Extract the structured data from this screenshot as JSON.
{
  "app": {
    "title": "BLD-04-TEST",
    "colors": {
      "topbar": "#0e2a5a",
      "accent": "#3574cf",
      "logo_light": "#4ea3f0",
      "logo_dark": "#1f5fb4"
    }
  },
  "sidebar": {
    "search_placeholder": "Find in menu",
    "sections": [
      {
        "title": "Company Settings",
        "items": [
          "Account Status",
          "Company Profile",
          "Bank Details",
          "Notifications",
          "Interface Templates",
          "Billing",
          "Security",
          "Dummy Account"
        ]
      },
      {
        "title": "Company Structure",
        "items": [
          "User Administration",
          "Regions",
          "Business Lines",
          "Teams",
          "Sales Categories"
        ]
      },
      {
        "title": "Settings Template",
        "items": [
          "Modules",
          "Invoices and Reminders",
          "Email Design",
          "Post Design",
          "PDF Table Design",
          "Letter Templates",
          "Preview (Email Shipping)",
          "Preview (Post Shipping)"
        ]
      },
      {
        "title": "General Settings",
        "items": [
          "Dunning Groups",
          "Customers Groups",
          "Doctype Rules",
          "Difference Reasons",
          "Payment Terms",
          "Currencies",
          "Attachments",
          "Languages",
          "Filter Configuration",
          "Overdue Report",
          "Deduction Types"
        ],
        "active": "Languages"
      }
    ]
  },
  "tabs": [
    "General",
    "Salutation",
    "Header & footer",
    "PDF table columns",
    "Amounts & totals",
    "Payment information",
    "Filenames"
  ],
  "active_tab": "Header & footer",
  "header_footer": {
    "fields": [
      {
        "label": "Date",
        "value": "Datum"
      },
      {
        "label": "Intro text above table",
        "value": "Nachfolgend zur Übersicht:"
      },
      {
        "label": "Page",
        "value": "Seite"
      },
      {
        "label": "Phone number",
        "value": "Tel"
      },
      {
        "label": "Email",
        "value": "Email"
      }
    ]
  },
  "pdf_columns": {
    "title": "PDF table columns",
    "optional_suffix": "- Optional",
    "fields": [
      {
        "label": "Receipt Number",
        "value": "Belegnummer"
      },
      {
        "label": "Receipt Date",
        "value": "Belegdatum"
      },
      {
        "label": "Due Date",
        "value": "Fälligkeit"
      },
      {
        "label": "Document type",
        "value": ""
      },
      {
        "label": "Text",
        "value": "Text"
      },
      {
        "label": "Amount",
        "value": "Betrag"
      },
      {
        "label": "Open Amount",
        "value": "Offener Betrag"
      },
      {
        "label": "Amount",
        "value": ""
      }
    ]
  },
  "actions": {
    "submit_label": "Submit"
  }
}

* * * * * * *

Report the number of lines containing the string "Company" and add nothing to it.

Task answer » 3